*ENTRIES SUPPLIED*.
····················

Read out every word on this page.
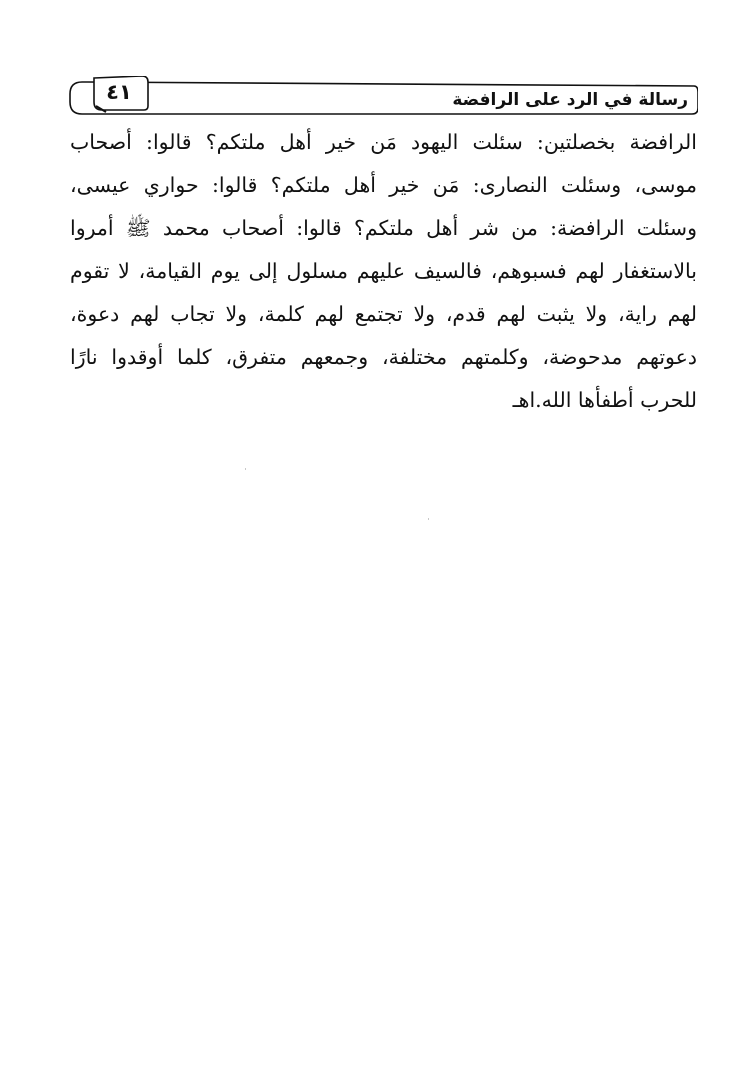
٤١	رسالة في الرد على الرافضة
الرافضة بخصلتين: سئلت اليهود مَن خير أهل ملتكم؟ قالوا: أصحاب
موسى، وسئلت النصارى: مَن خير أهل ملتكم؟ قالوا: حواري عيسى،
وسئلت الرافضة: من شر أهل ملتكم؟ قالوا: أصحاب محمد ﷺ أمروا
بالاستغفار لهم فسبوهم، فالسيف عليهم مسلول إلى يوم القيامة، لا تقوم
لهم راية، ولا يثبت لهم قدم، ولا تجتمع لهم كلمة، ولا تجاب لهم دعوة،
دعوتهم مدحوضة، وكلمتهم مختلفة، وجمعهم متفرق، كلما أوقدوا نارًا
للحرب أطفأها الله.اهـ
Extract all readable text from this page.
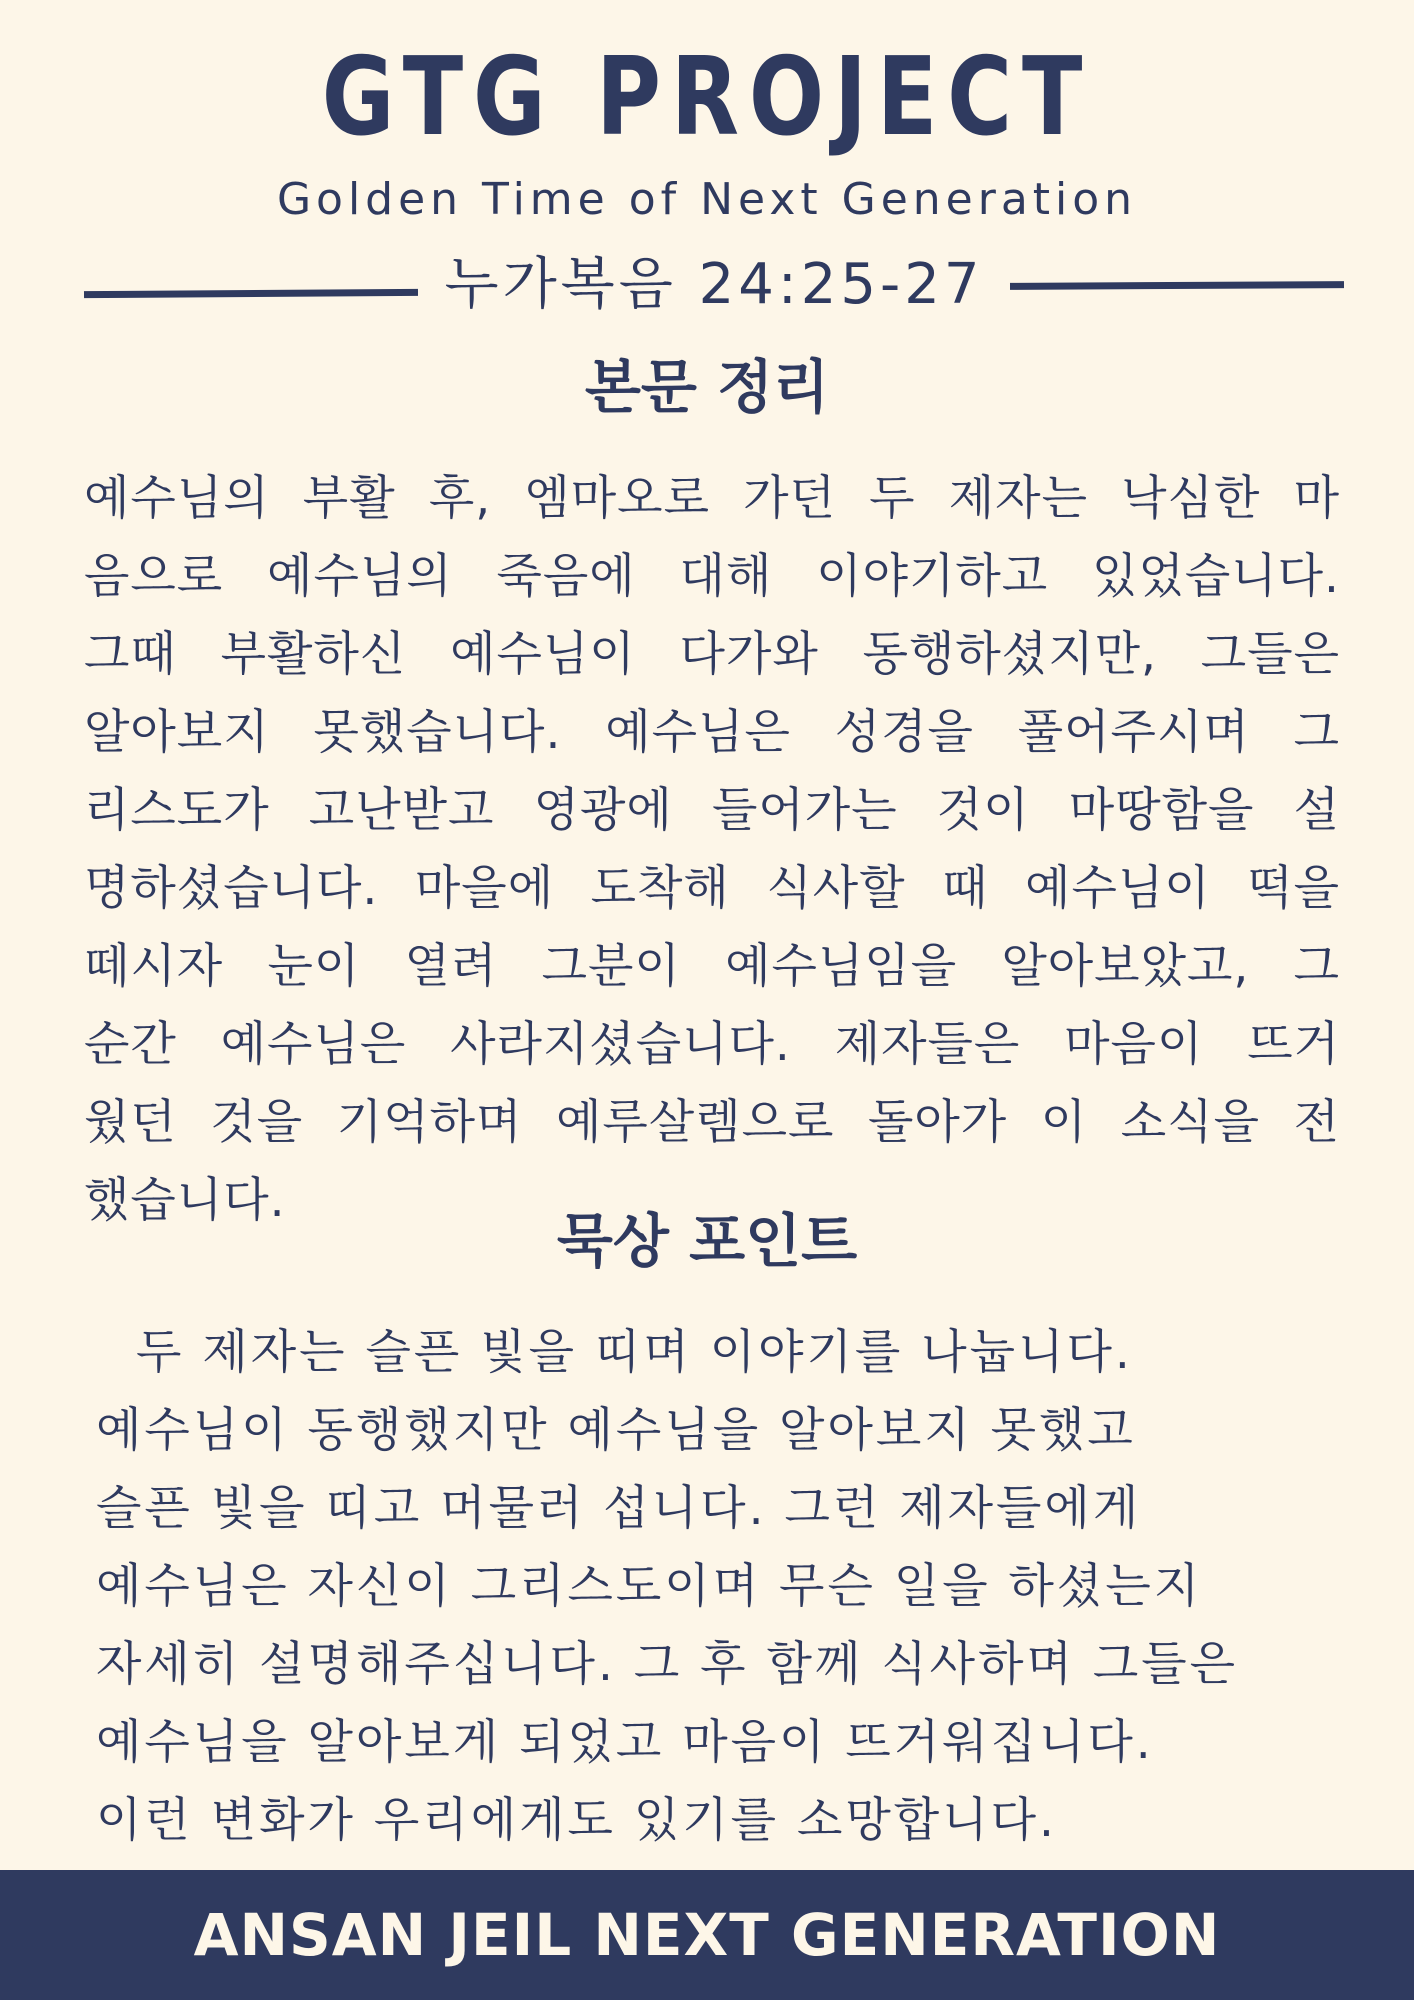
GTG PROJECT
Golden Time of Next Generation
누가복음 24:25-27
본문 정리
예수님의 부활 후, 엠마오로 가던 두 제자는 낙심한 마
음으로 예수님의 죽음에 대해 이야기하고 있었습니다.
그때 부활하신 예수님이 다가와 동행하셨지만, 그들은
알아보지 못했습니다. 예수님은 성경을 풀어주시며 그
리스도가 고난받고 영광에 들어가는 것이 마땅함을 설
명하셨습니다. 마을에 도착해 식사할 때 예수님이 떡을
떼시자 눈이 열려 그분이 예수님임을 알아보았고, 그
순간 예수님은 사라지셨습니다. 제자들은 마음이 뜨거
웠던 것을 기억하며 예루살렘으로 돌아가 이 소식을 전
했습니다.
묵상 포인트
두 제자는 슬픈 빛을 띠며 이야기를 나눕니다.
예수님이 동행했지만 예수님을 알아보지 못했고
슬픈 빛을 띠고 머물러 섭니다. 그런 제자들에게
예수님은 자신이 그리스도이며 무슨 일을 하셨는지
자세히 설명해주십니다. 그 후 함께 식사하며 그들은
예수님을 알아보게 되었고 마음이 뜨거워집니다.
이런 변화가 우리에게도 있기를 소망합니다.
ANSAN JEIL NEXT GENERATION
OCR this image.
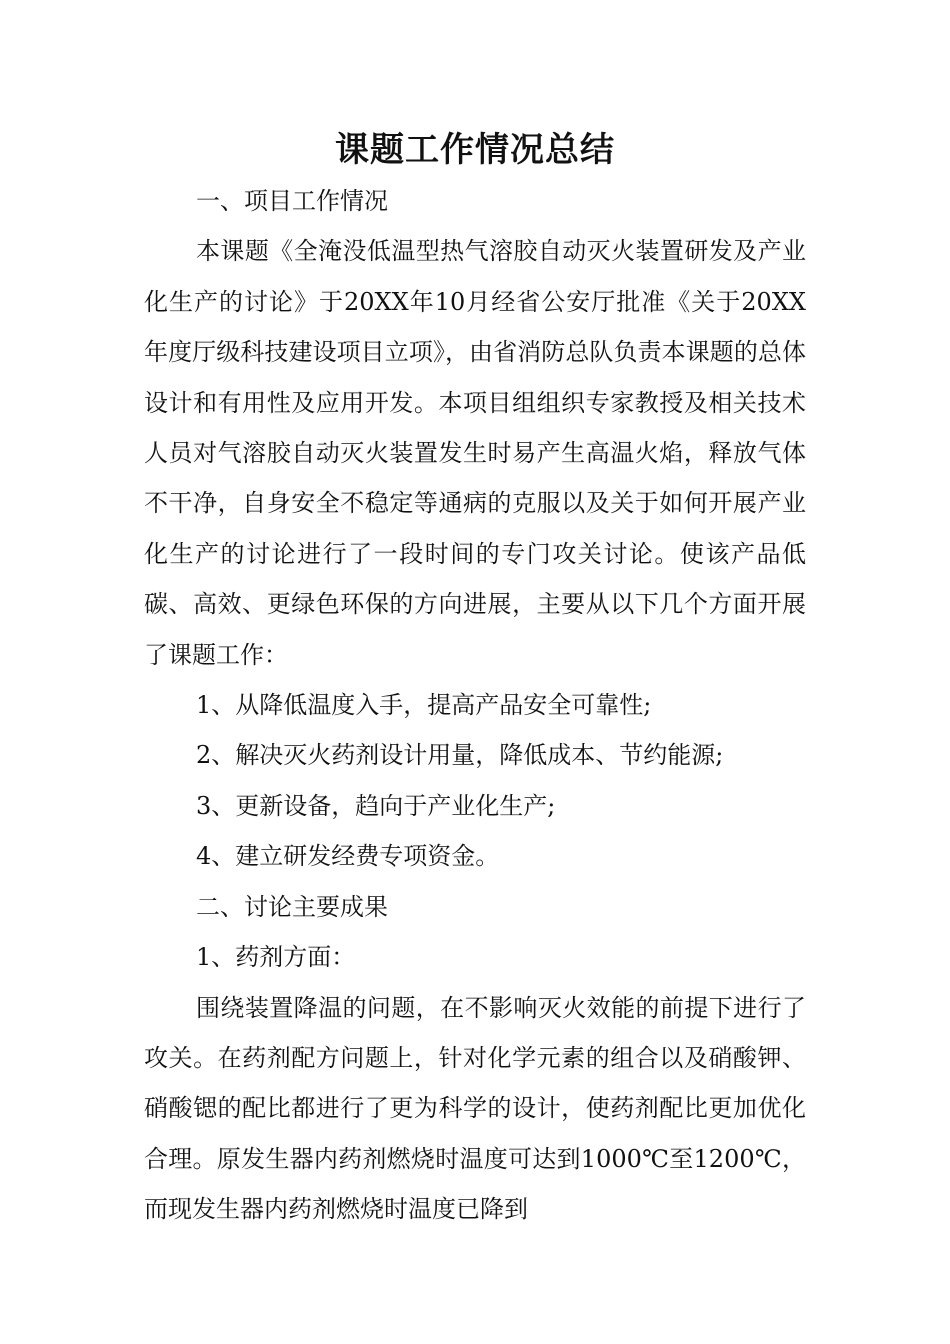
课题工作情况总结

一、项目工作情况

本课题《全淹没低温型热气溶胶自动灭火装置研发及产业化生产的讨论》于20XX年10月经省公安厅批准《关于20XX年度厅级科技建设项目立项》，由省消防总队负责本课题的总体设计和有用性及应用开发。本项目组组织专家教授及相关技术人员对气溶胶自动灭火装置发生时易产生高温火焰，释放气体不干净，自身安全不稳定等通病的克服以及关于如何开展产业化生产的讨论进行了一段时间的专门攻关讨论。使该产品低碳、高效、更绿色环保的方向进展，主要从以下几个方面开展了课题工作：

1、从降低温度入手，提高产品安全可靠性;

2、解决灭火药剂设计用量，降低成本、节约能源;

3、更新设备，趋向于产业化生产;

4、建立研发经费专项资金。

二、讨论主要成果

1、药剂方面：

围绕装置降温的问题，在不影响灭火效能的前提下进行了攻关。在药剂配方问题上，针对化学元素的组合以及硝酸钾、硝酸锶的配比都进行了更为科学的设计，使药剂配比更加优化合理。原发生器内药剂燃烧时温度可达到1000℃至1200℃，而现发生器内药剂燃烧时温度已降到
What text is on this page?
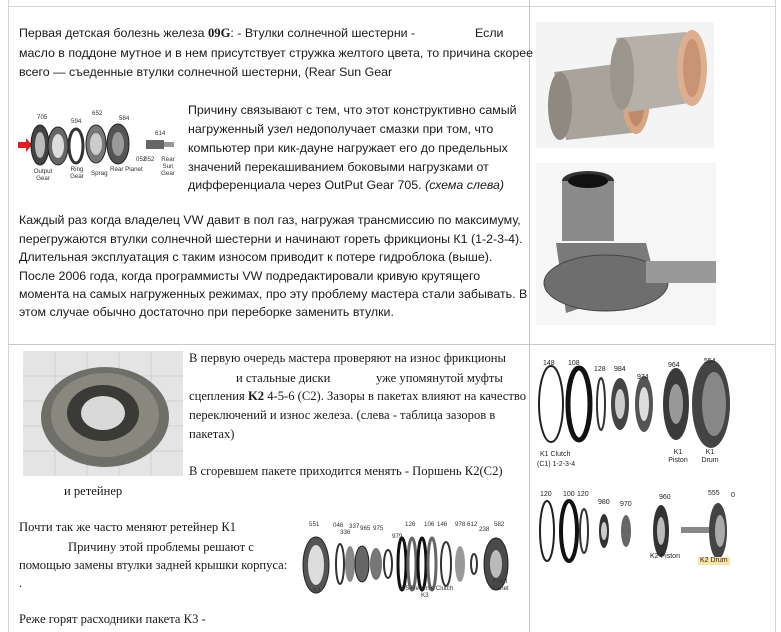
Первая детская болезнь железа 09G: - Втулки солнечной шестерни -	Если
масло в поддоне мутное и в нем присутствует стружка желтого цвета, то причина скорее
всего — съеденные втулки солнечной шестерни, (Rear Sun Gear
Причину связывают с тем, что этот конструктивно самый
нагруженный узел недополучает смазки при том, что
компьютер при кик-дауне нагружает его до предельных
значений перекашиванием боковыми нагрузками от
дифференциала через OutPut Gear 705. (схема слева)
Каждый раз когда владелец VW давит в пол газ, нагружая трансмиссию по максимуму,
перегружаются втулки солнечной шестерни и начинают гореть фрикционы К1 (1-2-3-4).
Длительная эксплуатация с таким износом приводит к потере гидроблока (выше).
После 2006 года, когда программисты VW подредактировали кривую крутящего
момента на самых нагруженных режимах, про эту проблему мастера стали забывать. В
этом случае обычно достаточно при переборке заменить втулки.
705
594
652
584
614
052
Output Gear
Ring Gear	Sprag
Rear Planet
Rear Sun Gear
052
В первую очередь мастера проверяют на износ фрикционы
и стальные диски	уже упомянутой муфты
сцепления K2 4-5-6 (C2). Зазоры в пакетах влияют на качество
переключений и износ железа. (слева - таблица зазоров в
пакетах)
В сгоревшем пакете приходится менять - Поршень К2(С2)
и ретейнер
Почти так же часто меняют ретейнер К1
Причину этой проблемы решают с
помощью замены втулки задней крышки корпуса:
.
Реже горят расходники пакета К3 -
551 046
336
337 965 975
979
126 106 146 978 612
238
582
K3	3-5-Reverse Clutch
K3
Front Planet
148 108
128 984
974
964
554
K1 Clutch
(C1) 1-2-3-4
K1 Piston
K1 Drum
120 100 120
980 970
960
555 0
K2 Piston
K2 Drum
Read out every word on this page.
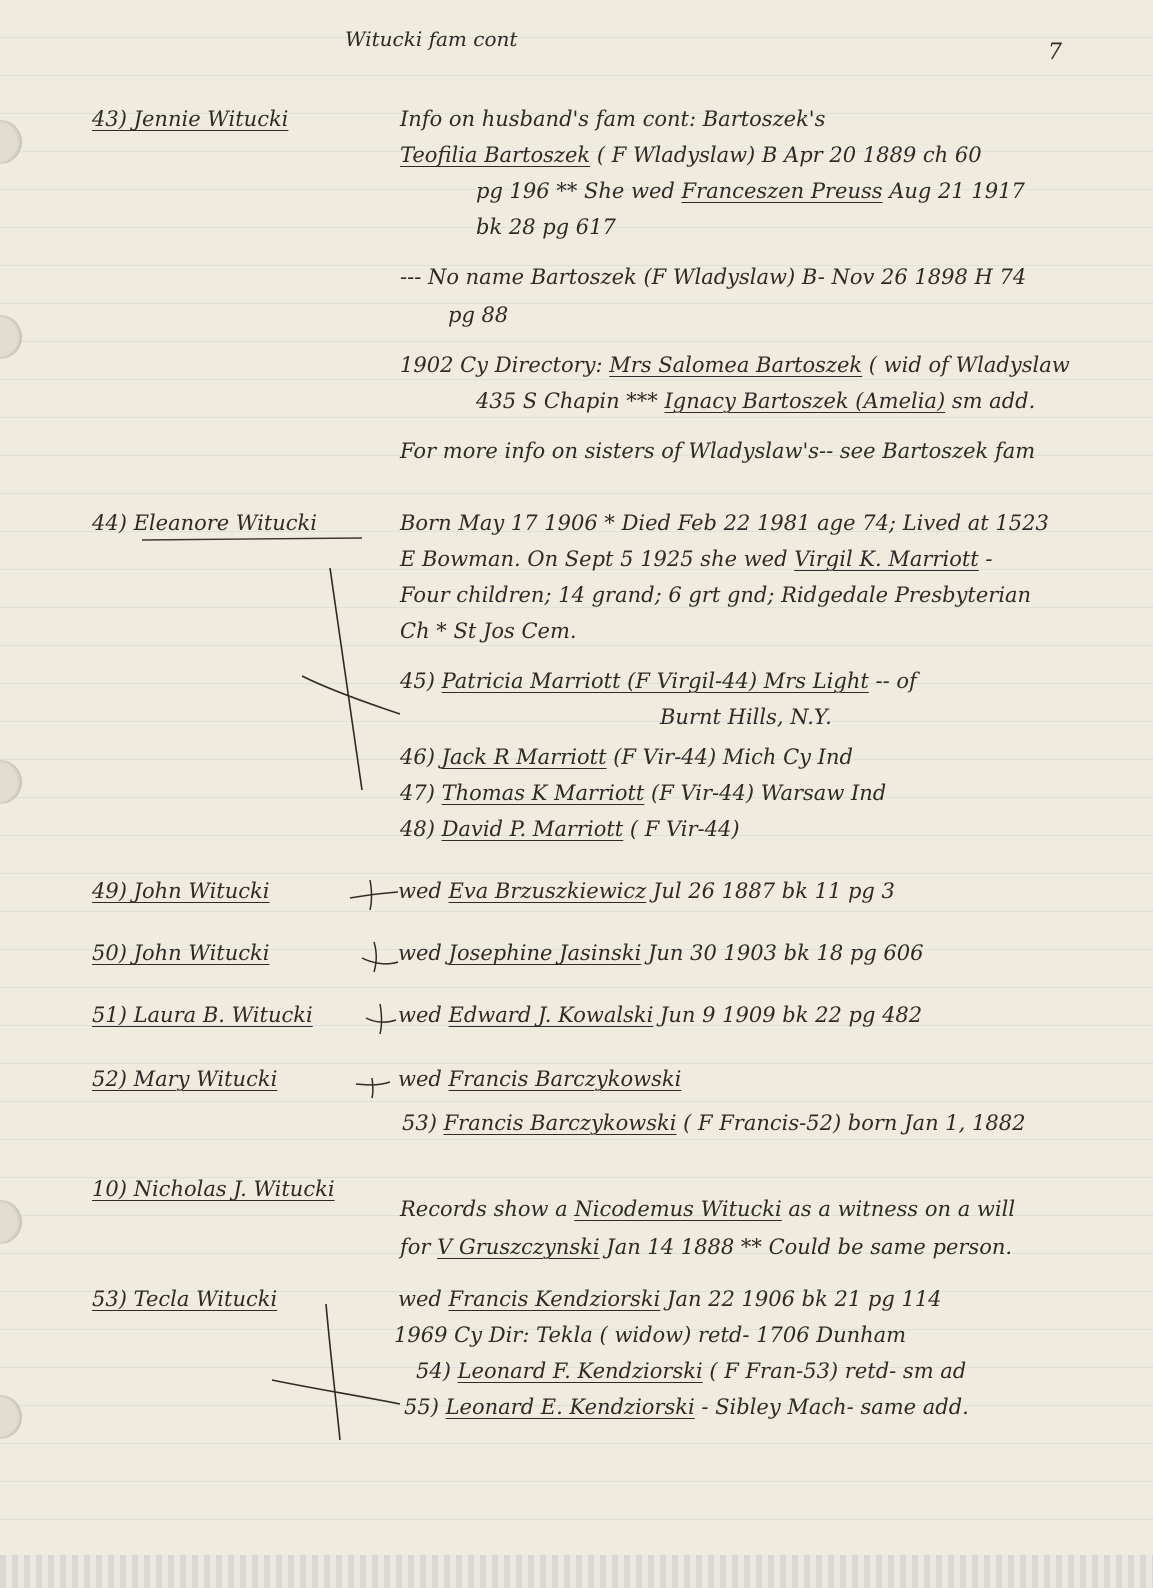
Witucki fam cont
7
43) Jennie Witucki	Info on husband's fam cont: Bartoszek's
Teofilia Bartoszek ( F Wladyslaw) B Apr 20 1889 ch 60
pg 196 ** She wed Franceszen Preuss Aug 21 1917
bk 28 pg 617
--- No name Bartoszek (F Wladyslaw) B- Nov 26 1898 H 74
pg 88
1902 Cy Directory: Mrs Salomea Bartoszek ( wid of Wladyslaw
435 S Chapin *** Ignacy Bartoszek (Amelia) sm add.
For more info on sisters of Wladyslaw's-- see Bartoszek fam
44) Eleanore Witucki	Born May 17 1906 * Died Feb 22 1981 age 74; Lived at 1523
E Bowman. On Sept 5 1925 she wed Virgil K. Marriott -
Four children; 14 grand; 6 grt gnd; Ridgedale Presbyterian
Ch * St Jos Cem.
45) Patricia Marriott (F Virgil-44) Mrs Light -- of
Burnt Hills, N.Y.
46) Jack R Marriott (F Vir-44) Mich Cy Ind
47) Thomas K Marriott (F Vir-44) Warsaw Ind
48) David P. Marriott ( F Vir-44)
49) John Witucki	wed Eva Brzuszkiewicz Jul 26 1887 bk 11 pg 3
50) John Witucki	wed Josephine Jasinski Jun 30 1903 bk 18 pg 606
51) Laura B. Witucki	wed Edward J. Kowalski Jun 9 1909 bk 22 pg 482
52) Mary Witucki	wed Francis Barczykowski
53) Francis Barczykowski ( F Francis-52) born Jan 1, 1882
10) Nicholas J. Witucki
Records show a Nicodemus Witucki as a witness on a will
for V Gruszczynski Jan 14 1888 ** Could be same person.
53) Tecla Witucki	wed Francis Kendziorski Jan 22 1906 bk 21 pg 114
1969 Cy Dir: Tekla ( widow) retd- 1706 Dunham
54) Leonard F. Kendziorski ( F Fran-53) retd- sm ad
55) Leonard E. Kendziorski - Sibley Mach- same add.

····················

*TASK TO CARRY OUT*.
Identify lines with the string "Gear". Copy each one.

*FULL SOLUTION*.
всего — съеденные втулки солнечной шестерни, (Rear Sun Gear
дифференциала через OutPut Gear 705. (схема слева)
Output Gear
Ring Gear	Sprag
Rear Sun Gear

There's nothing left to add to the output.